> _Provided entries_:
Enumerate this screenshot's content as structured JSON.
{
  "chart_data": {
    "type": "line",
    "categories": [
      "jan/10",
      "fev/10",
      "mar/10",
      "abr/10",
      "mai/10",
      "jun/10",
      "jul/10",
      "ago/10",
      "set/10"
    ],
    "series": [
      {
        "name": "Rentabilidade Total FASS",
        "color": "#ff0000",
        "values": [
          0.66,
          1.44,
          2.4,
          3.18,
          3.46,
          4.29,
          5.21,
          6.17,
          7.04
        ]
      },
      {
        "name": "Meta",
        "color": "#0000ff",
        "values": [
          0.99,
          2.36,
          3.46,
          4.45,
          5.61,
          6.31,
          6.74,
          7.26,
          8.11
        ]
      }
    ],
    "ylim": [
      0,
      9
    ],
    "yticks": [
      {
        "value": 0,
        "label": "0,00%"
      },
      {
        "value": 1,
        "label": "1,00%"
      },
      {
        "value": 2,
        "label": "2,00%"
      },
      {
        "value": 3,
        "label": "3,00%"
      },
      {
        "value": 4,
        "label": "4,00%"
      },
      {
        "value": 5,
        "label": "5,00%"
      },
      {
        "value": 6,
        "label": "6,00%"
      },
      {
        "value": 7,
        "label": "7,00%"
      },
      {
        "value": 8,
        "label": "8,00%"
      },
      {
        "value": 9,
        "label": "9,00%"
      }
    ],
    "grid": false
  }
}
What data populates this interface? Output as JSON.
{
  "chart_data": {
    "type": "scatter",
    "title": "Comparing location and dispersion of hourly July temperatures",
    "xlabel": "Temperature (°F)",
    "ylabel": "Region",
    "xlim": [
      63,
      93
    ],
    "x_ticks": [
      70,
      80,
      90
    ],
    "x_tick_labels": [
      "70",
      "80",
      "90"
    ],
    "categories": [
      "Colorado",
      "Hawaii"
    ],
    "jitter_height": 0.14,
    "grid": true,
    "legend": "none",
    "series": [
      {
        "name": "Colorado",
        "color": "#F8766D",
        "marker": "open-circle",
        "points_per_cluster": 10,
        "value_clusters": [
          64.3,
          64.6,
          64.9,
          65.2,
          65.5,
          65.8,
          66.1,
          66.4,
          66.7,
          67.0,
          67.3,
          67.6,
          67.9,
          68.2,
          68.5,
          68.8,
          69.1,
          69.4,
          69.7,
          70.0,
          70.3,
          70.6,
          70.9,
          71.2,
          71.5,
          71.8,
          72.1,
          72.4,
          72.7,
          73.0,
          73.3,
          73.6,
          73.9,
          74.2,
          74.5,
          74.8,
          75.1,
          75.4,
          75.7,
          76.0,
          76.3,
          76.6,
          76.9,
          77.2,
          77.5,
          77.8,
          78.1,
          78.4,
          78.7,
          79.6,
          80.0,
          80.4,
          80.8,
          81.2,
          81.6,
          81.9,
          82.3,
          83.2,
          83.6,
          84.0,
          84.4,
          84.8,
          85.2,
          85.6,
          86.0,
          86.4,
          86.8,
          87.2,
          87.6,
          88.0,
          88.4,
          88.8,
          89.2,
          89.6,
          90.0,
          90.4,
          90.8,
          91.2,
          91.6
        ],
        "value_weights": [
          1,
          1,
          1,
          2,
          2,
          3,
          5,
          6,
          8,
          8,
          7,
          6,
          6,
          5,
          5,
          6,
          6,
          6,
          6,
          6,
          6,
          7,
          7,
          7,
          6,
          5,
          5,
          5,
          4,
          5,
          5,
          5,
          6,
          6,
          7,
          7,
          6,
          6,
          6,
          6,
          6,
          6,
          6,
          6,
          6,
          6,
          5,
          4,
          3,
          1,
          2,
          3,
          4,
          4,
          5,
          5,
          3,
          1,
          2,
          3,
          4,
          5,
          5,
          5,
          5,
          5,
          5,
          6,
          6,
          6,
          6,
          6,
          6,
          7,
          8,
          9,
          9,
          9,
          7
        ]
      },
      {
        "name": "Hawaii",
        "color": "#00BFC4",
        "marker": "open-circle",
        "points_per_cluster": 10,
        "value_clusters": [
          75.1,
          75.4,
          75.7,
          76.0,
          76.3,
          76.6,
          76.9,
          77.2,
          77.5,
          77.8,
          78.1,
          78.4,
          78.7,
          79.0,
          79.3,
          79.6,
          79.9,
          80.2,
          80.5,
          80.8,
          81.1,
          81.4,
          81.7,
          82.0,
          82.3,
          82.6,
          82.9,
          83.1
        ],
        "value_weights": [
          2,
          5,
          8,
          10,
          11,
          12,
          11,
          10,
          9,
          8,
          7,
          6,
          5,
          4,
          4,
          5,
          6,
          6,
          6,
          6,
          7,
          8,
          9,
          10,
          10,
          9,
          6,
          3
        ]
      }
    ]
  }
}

> _What the exercise asks_:
Every entry above needs to be quoted exactly.

> _Completed exercise_:
Enumerate this screenshot's content as structured JSON.
{
  "chart_data": {
    "type": "line",
    "categories": [
      "jan/10",
      "fev/10",
      "mar/10",
      "abr/10",
      "mai/10",
      "jun/10",
      "jul/10",
      "ago/10",
      "set/10"
    ],
    "series": [
      {
        "name": "Rentabilidade Total FASS",
        "color": "#ff0000",
        "values": [
          0.66,
          1.44,
          2.4,
          3.18,
          3.46,
          4.29,
          5.21,
          6.17,
          7.04
        ]
      },
      {
        "name": "Meta",
        "color": "#0000ff",
        "values": [
          0.99,
          2.36,
          3.46,
          4.45,
          5.61,
          6.31,
          6.74,
          7.26,
          8.11
        ]
      }
    ],
    "ylim": [
      0,
      9
    ],
    "yticks": [
      {
        "value": 0,
        "label": "0,00%"
      },
      {
        "value": 1,
        "label": "1,00%"
      },
      {
        "value": 2,
        "label": "2,00%"
      },
      {
        "value": 3,
        "label": "3,00%"
      },
      {
        "value": 4,
        "label": "4,00%"
      },
      {
        "value": 5,
        "label": "5,00%"
      },
      {
        "value": 6,
        "label": "6,00%"
      },
      {
        "value": 7,
        "label": "7,00%"
      },
      {
        "value": 8,
        "label": "8,00%"
      },
      {
        "value": 9,
        "label": "9,00%"
      }
    ],
    "grid": false
  }
}
What data populates this interface? Output as JSON.
{
  "chart_data": {
    "type": "scatter",
    "title": "Comparing location and dispersion of hourly July temperatures",
    "xlabel": "Temperature (°F)",
    "ylabel": "Region",
    "xlim": [
      63,
      93
    ],
    "x_ticks": [
      70,
      80,
      90
    ],
    "x_tick_labels": [
      "70",
      "80",
      "90"
    ],
    "categories": [
      "Colorado",
      "Hawaii"
    ],
    "jitter_height": 0.14,
    "grid": true,
    "legend": "none",
    "series": [
      {
        "name": "Colorado",
        "color": "#F8766D",
        "marker": "open-circle",
        "points_per_cluster": 10,
        "value_clusters": [
          64.3,
          64.6,
          64.9,
          65.2,
          65.5,
          65.8,
          66.1,
          66.4,
          66.7,
          67.0,
          67.3,
          67.6,
          67.9,
          68.2,
          68.5,
          68.8,
          69.1,
          69.4,
          69.7,
          70.0,
          70.3,
          70.6,
          70.9,
          71.2,
          71.5,
          71.8,
          72.1,
          72.4,
          72.7,
          73.0,
          73.3,
          73.6,
          73.9,
          74.2,
          74.5,
          74.8,
          75.1,
          75.4,
          75.7,
          76.0,
          76.3,
          76.6,
          76.9,
          77.2,
          77.5,
          77.8,
          78.1,
          78.4,
          78.7,
          79.6,
          80.0,
          80.4,
          80.8,
          81.2,
          81.6,
          81.9,
          82.3,
          83.2,
          83.6,
          84.0,
          84.4,
          84.8,
          85.2,
          85.6,
          86.0,
          86.4,
          86.8,
          87.2,
          87.6,
          88.0,
          88.4,
          88.8,
          89.2,
          89.6,
          90.0,
          90.4,
          90.8,
          91.2,
          91.6
        ],
        "value_weights": [
          1,
          1,
          1,
          2,
          2,
          3,
          5,
          6,
          8,
          8,
          7,
          6,
          6,
          5,
          5,
          6,
          6,
          6,
          6,
          6,
          6,
          7,
          7,
          7,
          6,
          5,
          5,
          5,
          4,
          5,
          5,
          5,
          6,
          6,
          7,
          7,
          6,
          6,
          6,
          6,
          6,
          6,
          6,
          6,
          6,
          6,
          5,
          4,
          3,
          1,
          2,
          3,
          4,
          4,
          5,
          5,
          3,
          1,
          2,
          3,
          4,
          5,
          5,
          5,
          5,
          5,
          5,
          6,
          6,
          6,
          6,
          6,
          6,
          7,
          8,
          9,
          9,
          9,
          7
        ]
      },
      {
        "name": "Hawaii",
        "color": "#00BFC4",
        "marker": "open-circle",
        "points_per_cluster": 10,
        "value_clusters": [
          75.1,
          75.4,
          75.7,
          76.0,
          76.3,
          76.6,
          76.9,
          77.2,
          77.5,
          77.8,
          78.1,
          78.4,
          78.7,
          79.0,
          79.3,
          79.6,
          79.9,
          80.2,
          80.5,
          80.8,
          81.1,
          81.4,
          81.7,
          82.0,
          82.3,
          82.6,
          82.9,
          83.1
        ],
        "value_weights": [
          2,
          5,
          8,
          10,
          11,
          12,
          11,
          10,
          9,
          8,
          7,
          6,
          5,
          4,
          4,
          5,
          6,
          6,
          6,
          6,
          7,
          8,
          9,
          10,
          10,
          9,
          6,
          3
        ]
      }
    ]
  }
}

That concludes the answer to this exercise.